Exercise goal - Locate all lines in the data below that hold "colors" and show them.

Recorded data

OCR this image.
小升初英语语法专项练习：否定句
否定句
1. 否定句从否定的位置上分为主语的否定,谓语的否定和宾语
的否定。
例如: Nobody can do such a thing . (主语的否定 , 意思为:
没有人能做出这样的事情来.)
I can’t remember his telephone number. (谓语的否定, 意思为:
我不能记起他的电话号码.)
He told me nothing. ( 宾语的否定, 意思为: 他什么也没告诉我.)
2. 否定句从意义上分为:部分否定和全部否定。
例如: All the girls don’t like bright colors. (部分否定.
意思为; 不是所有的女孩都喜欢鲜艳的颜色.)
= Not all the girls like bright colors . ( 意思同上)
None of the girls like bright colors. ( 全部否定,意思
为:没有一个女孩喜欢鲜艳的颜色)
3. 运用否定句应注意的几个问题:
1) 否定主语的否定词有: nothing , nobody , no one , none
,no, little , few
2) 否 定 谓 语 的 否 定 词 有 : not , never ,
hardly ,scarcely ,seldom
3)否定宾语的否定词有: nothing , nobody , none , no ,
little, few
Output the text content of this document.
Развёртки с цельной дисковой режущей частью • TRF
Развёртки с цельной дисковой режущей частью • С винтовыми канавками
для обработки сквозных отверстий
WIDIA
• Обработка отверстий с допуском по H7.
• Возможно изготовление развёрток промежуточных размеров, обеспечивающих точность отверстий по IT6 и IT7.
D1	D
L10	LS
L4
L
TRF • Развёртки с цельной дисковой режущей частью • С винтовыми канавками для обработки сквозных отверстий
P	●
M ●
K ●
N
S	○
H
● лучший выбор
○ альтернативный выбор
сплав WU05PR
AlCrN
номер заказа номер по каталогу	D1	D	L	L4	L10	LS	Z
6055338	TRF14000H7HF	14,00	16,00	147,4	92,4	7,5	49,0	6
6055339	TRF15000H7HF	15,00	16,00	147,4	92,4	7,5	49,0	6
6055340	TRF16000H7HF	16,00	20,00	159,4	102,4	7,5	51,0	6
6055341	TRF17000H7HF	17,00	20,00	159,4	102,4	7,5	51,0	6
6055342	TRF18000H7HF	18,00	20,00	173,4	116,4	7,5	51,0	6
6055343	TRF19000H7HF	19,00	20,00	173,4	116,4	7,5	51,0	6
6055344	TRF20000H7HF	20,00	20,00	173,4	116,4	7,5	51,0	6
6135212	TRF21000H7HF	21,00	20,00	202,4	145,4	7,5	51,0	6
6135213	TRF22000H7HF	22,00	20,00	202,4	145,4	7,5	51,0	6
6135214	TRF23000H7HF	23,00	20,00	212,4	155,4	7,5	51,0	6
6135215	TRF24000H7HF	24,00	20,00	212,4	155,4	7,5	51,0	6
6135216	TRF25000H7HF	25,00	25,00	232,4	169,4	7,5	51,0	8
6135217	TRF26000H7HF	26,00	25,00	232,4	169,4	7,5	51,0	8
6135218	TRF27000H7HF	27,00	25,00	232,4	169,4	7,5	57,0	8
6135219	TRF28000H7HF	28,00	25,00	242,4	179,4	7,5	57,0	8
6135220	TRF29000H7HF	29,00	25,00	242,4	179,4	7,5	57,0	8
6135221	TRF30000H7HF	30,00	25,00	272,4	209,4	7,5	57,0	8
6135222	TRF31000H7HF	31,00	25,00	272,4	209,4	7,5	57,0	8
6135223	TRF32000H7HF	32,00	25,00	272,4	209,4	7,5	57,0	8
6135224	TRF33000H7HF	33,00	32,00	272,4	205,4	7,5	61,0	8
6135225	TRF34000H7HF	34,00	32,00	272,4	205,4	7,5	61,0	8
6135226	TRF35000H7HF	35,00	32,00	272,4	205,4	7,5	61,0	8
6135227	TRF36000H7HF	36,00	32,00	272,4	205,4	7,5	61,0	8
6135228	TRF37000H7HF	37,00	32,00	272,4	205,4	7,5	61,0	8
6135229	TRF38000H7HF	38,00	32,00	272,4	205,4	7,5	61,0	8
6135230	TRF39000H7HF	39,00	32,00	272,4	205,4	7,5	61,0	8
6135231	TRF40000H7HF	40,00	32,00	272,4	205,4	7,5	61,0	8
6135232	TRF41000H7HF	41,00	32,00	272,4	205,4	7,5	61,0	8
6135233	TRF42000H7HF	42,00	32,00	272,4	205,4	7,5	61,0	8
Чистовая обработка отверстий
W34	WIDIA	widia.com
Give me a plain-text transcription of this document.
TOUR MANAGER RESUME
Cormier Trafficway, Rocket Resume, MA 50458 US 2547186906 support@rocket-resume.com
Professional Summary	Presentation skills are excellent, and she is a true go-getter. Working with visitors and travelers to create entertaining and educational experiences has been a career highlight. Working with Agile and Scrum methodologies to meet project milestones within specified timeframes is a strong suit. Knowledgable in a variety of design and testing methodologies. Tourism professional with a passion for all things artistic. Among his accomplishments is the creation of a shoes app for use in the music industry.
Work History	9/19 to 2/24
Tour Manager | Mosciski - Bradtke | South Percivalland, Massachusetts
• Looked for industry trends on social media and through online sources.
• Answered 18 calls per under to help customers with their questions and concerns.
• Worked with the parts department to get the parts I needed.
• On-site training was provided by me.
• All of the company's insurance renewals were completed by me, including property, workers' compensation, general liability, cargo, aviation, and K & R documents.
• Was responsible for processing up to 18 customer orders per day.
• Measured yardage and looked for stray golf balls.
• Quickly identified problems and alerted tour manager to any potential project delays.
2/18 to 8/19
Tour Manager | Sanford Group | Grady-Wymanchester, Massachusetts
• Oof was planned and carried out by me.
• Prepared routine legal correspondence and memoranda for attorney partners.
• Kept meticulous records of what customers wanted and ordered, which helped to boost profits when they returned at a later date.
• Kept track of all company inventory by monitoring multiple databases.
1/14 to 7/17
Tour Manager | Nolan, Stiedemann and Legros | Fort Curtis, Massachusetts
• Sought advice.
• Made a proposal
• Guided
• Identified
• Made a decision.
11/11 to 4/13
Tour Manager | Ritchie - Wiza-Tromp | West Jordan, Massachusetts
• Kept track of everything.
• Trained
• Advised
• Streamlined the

Final result -
例如: All the girls don’t like bright colors. (部分否定.
= Not all the girls like bright colors . ( 意思同上)
None of the girls like bright colors. ( 全部否定,意思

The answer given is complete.